→ **DATASET EXCERPTS**:
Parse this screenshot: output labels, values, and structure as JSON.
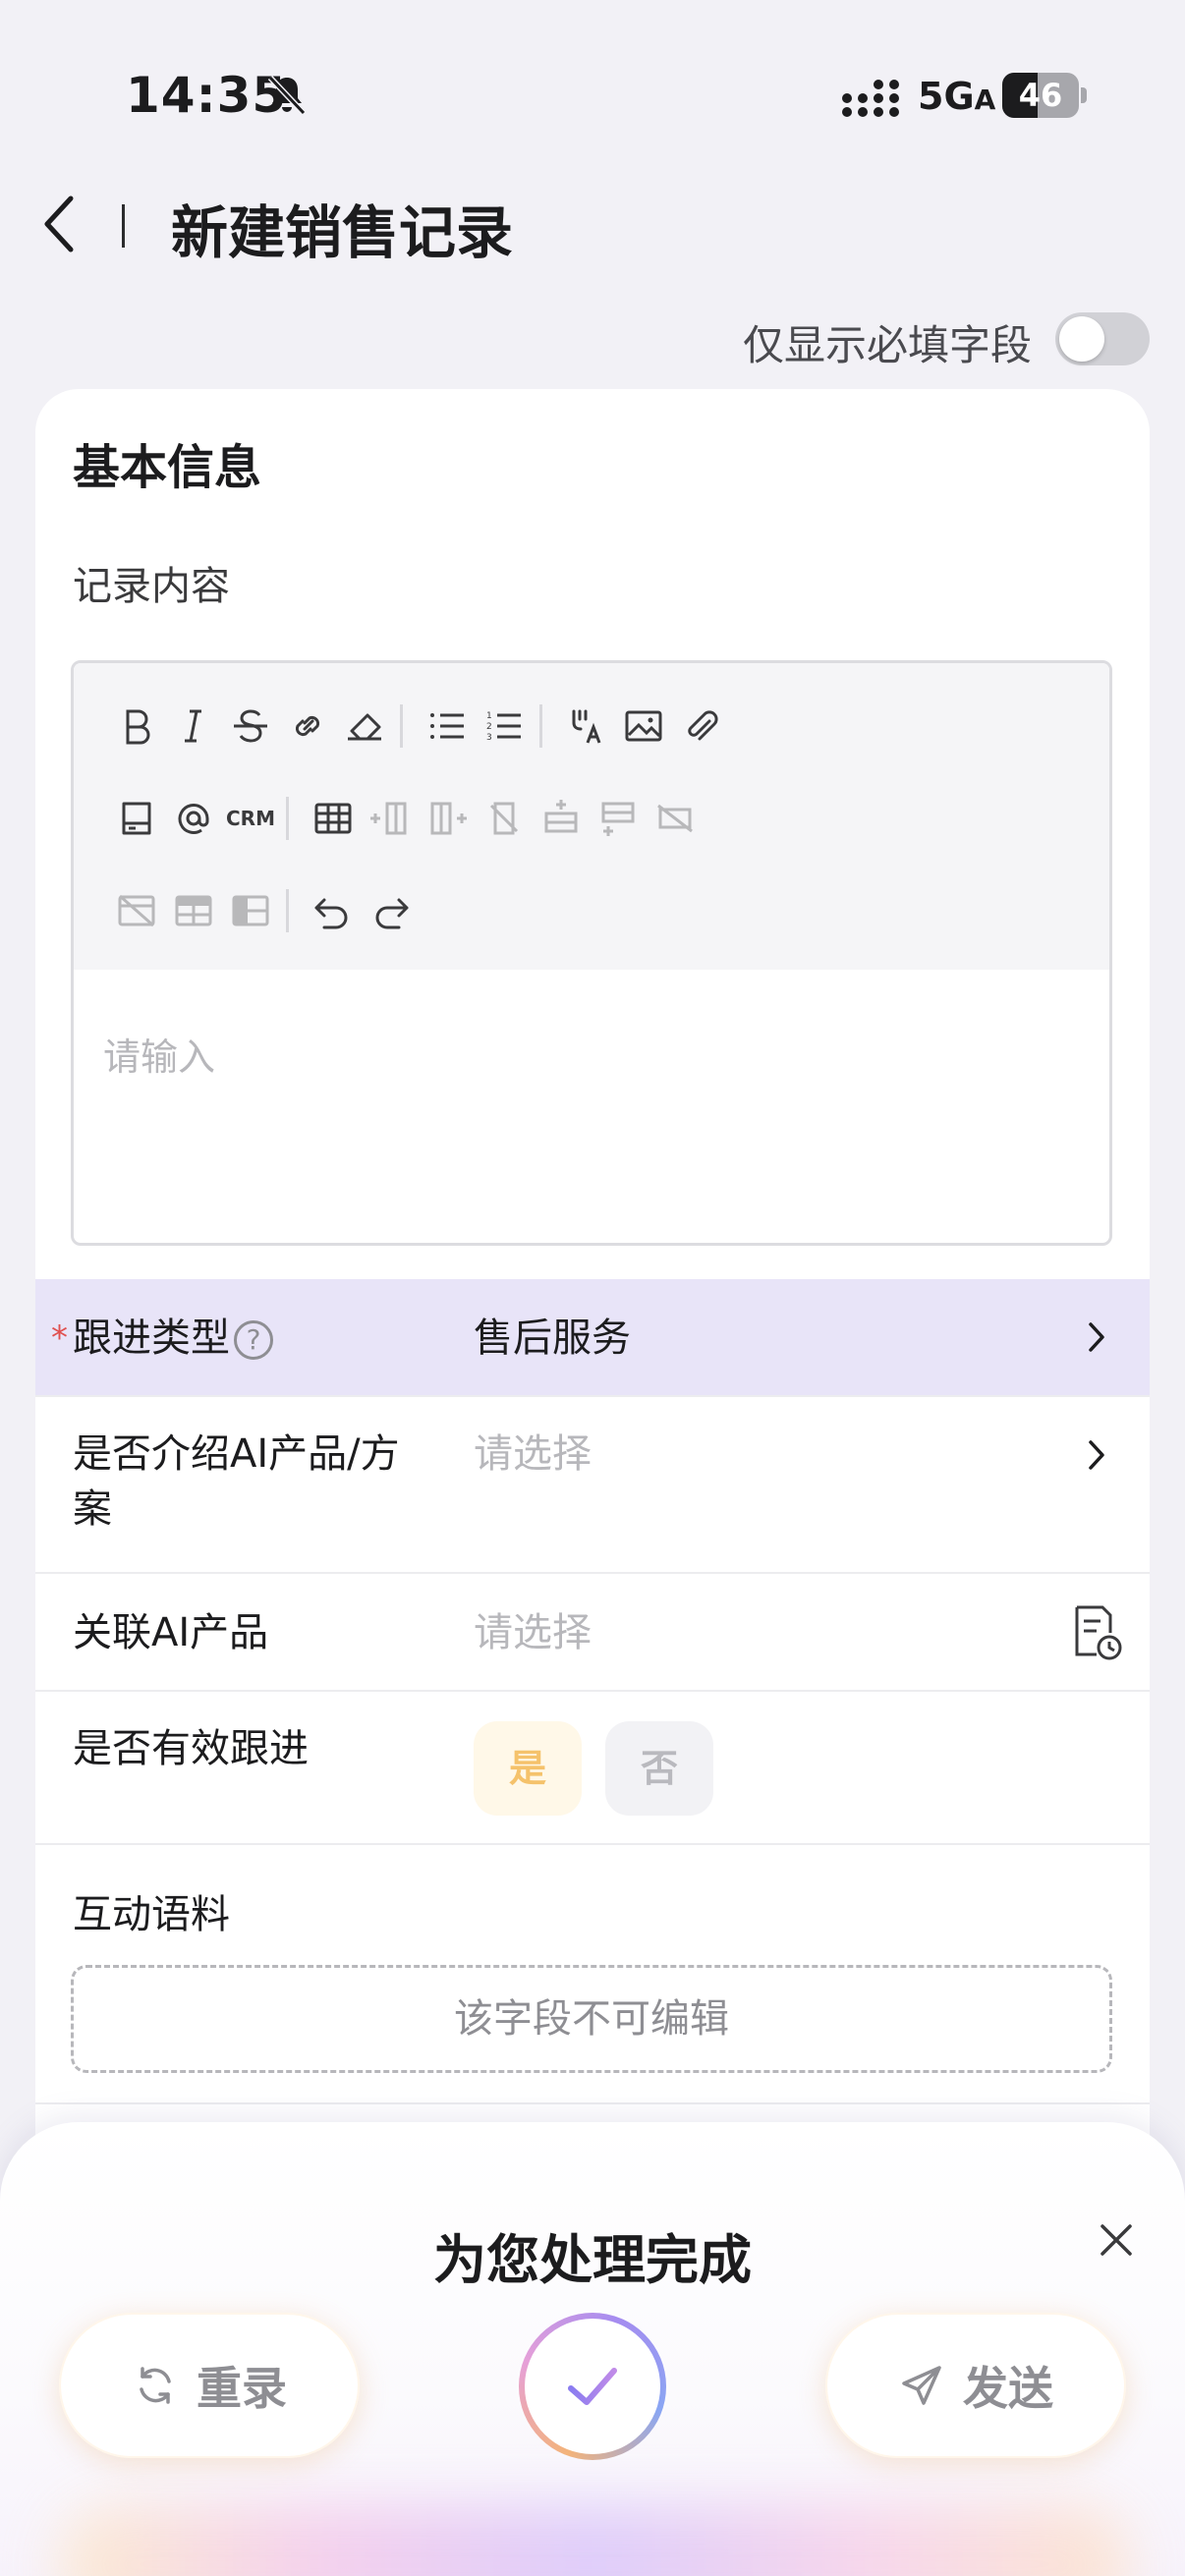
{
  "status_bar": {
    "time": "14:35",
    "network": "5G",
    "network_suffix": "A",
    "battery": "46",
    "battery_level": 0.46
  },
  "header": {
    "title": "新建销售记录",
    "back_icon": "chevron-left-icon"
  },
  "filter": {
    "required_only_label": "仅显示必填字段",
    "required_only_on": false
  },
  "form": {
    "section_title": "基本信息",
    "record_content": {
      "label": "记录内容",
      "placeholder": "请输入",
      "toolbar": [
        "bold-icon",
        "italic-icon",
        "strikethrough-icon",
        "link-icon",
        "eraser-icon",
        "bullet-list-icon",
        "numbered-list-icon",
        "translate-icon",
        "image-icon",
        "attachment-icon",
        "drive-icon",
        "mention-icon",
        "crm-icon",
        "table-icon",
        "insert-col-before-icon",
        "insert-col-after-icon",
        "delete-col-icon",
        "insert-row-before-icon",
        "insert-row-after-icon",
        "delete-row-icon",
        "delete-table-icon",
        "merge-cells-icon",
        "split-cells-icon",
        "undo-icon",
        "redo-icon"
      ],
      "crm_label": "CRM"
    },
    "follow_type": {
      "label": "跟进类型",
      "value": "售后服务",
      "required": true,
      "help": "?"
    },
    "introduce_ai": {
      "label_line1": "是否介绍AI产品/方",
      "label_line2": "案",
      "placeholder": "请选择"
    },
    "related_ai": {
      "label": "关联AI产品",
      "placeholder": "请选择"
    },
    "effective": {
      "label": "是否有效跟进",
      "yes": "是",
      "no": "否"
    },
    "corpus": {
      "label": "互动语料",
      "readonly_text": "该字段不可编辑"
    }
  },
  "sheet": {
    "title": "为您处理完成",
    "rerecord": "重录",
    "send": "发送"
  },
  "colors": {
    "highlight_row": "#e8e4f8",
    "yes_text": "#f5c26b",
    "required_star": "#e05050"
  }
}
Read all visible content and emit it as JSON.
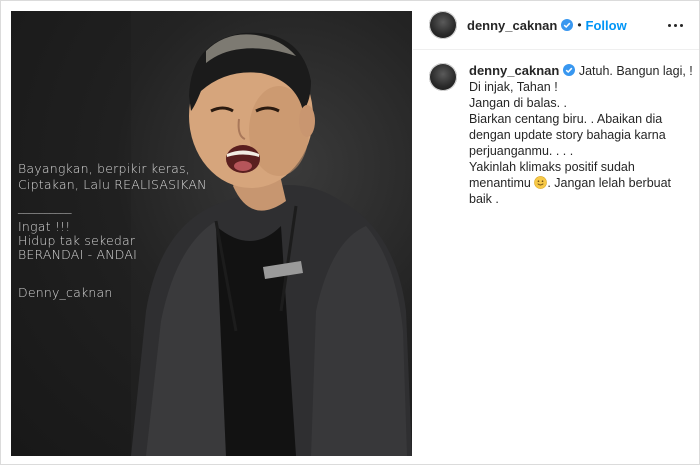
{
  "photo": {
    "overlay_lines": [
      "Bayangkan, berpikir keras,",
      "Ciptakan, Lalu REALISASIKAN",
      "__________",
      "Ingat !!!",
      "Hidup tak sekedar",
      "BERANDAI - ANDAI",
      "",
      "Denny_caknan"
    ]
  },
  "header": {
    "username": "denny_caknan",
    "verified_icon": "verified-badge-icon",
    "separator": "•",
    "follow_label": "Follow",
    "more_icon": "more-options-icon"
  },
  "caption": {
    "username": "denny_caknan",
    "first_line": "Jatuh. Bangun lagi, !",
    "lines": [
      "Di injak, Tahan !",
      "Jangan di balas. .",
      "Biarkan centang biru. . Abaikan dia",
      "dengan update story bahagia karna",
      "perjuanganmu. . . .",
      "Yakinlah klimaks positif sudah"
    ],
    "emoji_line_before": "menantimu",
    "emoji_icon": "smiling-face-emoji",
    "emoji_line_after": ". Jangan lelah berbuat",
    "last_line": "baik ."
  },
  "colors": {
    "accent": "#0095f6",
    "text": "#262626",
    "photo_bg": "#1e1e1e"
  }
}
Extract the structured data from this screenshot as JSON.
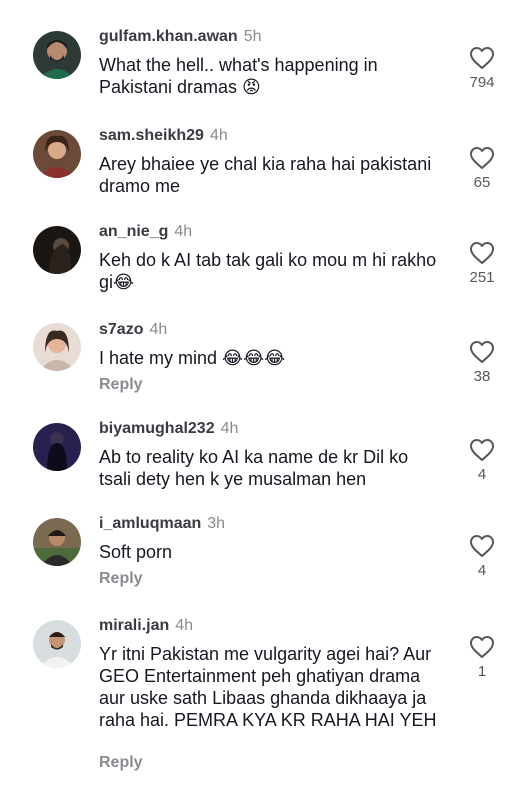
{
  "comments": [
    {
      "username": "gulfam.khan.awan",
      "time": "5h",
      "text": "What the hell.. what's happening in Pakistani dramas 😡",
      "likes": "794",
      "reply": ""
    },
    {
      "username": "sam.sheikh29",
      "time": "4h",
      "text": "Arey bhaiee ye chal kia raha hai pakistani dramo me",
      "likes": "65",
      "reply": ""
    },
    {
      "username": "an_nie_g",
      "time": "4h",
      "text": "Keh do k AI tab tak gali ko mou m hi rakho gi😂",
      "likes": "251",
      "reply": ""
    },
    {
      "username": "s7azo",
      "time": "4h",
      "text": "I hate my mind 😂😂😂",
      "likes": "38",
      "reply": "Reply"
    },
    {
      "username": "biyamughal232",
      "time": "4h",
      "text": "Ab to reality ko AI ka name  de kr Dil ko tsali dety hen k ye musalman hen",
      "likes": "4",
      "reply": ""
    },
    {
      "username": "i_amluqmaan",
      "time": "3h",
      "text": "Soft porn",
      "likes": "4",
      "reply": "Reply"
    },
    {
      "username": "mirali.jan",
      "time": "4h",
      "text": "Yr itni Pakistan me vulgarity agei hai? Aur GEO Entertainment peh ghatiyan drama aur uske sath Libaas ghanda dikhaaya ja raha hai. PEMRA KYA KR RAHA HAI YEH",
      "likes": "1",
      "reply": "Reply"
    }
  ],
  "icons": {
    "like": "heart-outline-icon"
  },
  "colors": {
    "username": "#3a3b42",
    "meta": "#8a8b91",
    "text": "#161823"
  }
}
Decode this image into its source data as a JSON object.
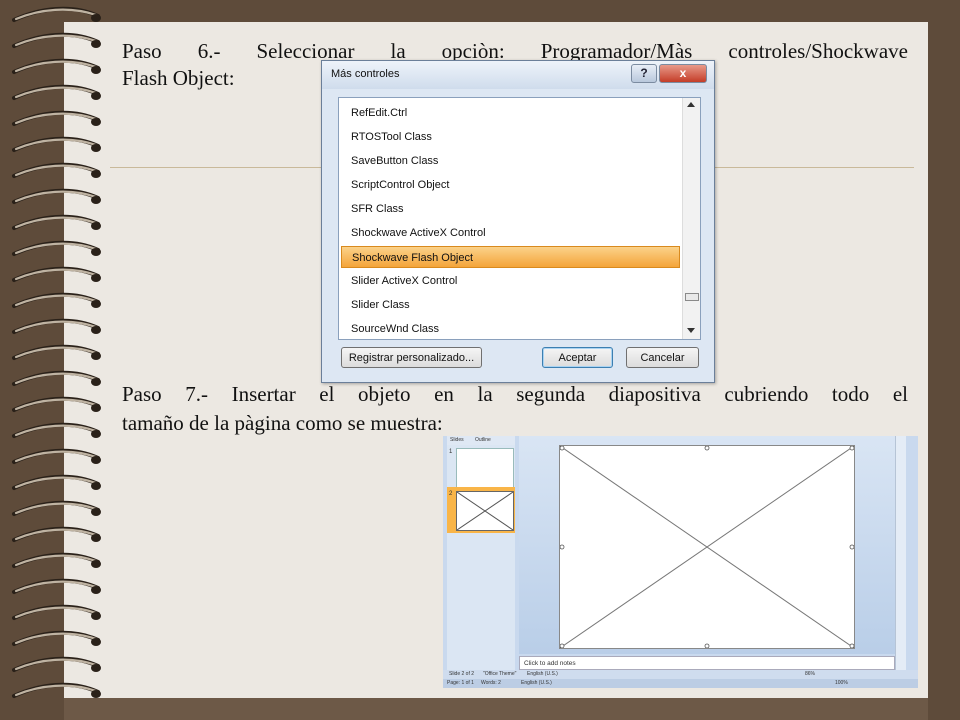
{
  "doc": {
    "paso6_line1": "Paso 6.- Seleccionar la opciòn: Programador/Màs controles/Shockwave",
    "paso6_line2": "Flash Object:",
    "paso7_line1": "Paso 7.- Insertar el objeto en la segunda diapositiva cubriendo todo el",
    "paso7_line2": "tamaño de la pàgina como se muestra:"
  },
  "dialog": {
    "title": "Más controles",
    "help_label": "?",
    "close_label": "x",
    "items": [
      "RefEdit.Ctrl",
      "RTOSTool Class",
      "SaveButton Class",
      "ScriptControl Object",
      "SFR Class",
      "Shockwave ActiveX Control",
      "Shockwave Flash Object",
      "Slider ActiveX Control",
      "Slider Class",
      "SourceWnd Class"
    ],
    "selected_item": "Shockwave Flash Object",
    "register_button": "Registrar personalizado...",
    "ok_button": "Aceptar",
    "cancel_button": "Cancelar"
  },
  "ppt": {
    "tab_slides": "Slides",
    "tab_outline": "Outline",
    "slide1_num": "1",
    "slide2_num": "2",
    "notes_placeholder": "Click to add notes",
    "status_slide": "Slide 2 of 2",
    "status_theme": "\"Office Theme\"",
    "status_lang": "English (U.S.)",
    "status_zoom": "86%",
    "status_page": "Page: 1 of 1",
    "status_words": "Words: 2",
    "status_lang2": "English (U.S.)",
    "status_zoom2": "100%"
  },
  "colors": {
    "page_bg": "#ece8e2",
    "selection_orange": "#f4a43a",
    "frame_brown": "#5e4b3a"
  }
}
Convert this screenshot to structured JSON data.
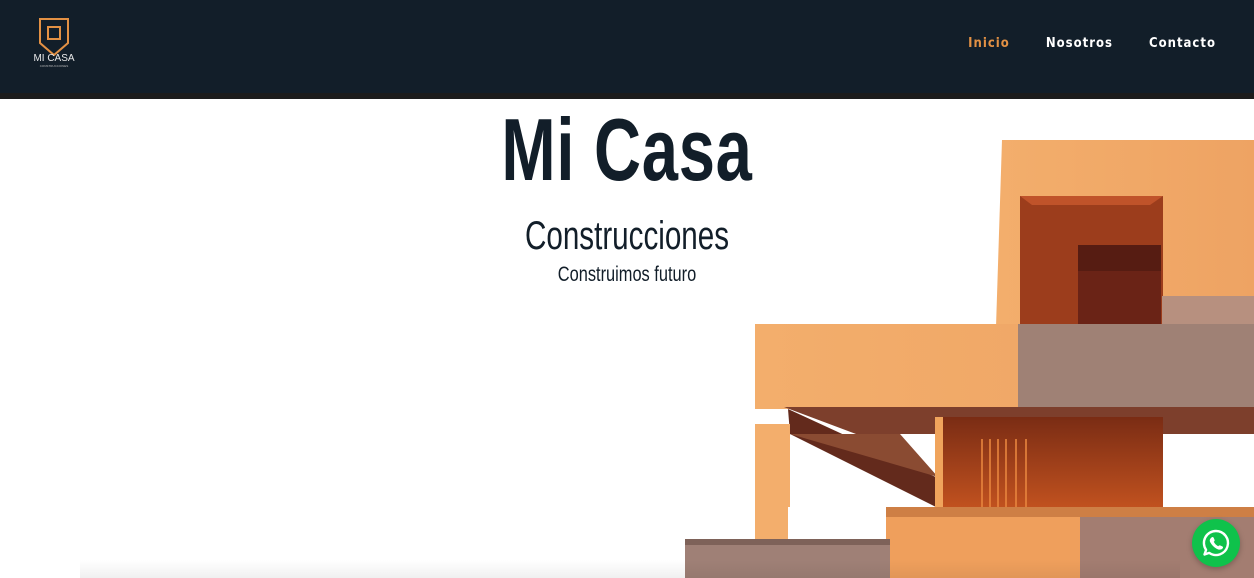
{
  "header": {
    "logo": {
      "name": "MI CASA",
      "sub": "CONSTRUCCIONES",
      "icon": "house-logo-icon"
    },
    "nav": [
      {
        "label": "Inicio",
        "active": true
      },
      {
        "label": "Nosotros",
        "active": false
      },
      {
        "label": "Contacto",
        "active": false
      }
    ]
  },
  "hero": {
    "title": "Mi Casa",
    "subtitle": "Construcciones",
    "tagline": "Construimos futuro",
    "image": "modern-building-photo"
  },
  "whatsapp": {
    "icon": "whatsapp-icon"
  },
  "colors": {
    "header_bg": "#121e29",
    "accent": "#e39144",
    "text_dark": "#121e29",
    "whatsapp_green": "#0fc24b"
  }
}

→ **TASK DETAILS**:
Write out the full listing verbatim, excluding its pictures.

→ **COMPLETE OUTPUT**:
Parse this screenshot: output labels, values, and structure as JSON.
{
  "status_bar": {
    "time": "14:35",
    "network": "5G",
    "network_suffix": "A",
    "battery": "46",
    "battery_level": 0.46
  },
  "header": {
    "title": "新建销售记录",
    "back_icon": "chevron-left-icon"
  },
  "filter": {
    "required_only_label": "仅显示必填字段",
    "required_only_on": false
  },
  "form": {
    "section_title": "基本信息",
    "record_content": {
      "label": "记录内容",
      "placeholder": "请输入",
      "toolbar": [
        "bold-icon",
        "italic-icon",
        "strikethrough-icon",
        "link-icon",
        "eraser-icon",
        "bullet-list-icon",
        "numbered-list-icon",
        "translate-icon",
        "image-icon",
        "attachment-icon",
        "drive-icon",
        "mention-icon",
        "crm-icon",
        "table-icon",
        "insert-col-before-icon",
        "insert-col-after-icon",
        "delete-col-icon",
        "insert-row-before-icon",
        "insert-row-after-icon",
        "delete-row-icon",
        "delete-table-icon",
        "merge-cells-icon",
        "split-cells-icon",
        "undo-icon",
        "redo-icon"
      ],
      "crm_label": "CRM"
    },
    "follow_type": {
      "label": "跟进类型",
      "value": "售后服务",
      "required": true,
      "help": "?"
    },
    "introduce_ai": {
      "label_line1": "是否介绍AI产品/方",
      "label_line2": "案",
      "placeholder": "请选择"
    },
    "related_ai": {
      "label": "关联AI产品",
      "placeholder": "请选择"
    },
    "effective": {
      "label": "是否有效跟进",
      "yes": "是",
      "no": "否"
    },
    "corpus": {
      "label": "互动语料",
      "readonly_text": "该字段不可编辑"
    }
  },
  "sheet": {
    "title": "为您处理完成",
    "rerecord": "重录",
    "send": "发送"
  },
  "colors": {
    "highlight_row": "#e8e4f8",
    "yes_text": "#f5c26b",
    "required_star": "#e05050"
  }
}
Read all visible content and emit it as JSON.
{
  "photo": {
    "overlay_lines": [
      "Bayangkan, berpikir keras,",
      "Ciptakan, Lalu REALISASIKAN",
      "__________",
      "Ingat !!!",
      "Hidup tak sekedar",
      "BERANDAI - ANDAI",
      "",
      "Denny_caknan"
    ]
  },
  "header": {
    "username": "denny_caknan",
    "verified_icon": "verified-badge-icon",
    "separator": "•",
    "follow_label": "Follow",
    "more_icon": "more-options-icon"
  },
  "caption": {
    "username": "denny_caknan",
    "first_line": "Jatuh. Bangun lagi, !",
    "lines": [
      "Di injak, Tahan !",
      "Jangan di balas. .",
      "Biarkan centang biru. . Abaikan dia",
      "dengan update story bahagia karna",
      "perjuanganmu. . . .",
      "Yakinlah klimaks positif sudah"
    ],
    "emoji_line_before": "menantimu",
    "emoji_icon": "smiling-face-emoji",
    "emoji_line_after": ". Jangan lelah berbuat",
    "last_line": "baik ."
  },
  "colors": {
    "accent": "#0095f6",
    "text": "#262626",
    "photo_bg": "#1e1e1e"
  }
}
Extract the structured data from this screenshot as JSON.
{
  "comments": [
    {
      "username": "gulfam.khan.awan",
      "time": "5h",
      "text": "What the hell.. what's happening in Pakistani dramas 😡",
      "likes": "794",
      "reply": ""
    },
    {
      "username": "sam.sheikh29",
      "time": "4h",
      "text": "Arey bhaiee ye chal kia raha hai pakistani dramo me",
      "likes": "65",
      "reply": ""
    },
    {
      "username": "an_nie_g",
      "time": "4h",
      "text": "Keh do k AI tab tak gali ko mou m hi rakho gi😂",
      "likes": "251",
      "reply": ""
    },
    {
      "username": "s7azo",
      "time": "4h",
      "text": "I hate my mind 😂😂😂",
      "likes": "38",
      "reply": "Reply"
    },
    {
      "username": "biyamughal232",
      "time": "4h",
      "text": "Ab to reality ko AI ka name  de kr Dil ko tsali dety hen k ye musalman hen",
      "likes": "4",
      "reply": ""
    },
    {
      "username": "i_amluqmaan",
      "time": "3h",
      "text": "Soft porn",
      "likes": "4",
      "reply": "Reply"
    },
    {
      "username": "mirali.jan",
      "time": "4h",
      "text": "Yr itni Pakistan me vulgarity agei hai? Aur GEO Entertainment peh ghatiyan drama aur uske sath Libaas ghanda dikhaaya ja raha hai. PEMRA KYA KR RAHA HAI YEH",
      "likes": "1",
      "reply": "Reply"
    }
  ],
  "icons": {
    "like": "heart-outline-icon"
  },
  "colors": {
    "username": "#3a3b42",
    "meta": "#8a8b91",
    "text": "#161823"
  }
}
Decode this image into its source data as a JSON object.
{
  "doc": {
    "paso6_line1": "Paso 6.- Seleccionar la opciòn: Programador/Màs controles/Shockwave",
    "paso6_line2": "Flash Object:",
    "paso7_line1": "Paso 7.- Insertar el objeto en la segunda diapositiva cubriendo todo el",
    "paso7_line2": "tamaño de la pàgina como se muestra:"
  },
  "dialog": {
    "title": "Más controles",
    "help_label": "?",
    "close_label": "x",
    "items": [
      "RefEdit.Ctrl",
      "RTOSTool Class",
      "SaveButton Class",
      "ScriptControl Object",
      "SFR Class",
      "Shockwave ActiveX Control",
      "Shockwave Flash Object",
      "Slider ActiveX Control",
      "Slider Class",
      "SourceWnd Class"
    ],
    "selected_item": "Shockwave Flash Object",
    "register_button": "Registrar personalizado...",
    "ok_button": "Aceptar",
    "cancel_button": "Cancelar"
  },
  "ppt": {
    "tab_slides": "Slides",
    "tab_outline": "Outline",
    "slide1_num": "1",
    "slide2_num": "2",
    "notes_placeholder": "Click to add notes",
    "status_slide": "Slide 2 of 2",
    "status_theme": "\"Office Theme\"",
    "status_lang": "English (U.S.)",
    "status_zoom": "86%",
    "status_page": "Page: 1 of 1",
    "status_words": "Words: 2",
    "status_lang2": "English (U.S.)",
    "status_zoom2": "100%"
  },
  "colors": {
    "page_bg": "#ece8e2",
    "selection_orange": "#f4a43a",
    "frame_brown": "#5e4b3a"
  }
}
Convert this screenshot to structured JSON data.
{
  "header": {
    "logo": {
      "name": "MI CASA",
      "sub": "CONSTRUCCIONES",
      "icon": "house-logo-icon"
    },
    "nav": [
      {
        "label": "Inicio",
        "active": true
      },
      {
        "label": "Nosotros",
        "active": false
      },
      {
        "label": "Contacto",
        "active": false
      }
    ]
  },
  "hero": {
    "title": "Mi Casa",
    "subtitle": "Construcciones",
    "tagline": "Construimos futuro",
    "image": "modern-building-photo"
  },
  "whatsapp": {
    "icon": "whatsapp-icon"
  },
  "colors": {
    "header_bg": "#121e29",
    "accent": "#e39144",
    "text_dark": "#121e29",
    "whatsapp_green": "#0fc24b"
  }
}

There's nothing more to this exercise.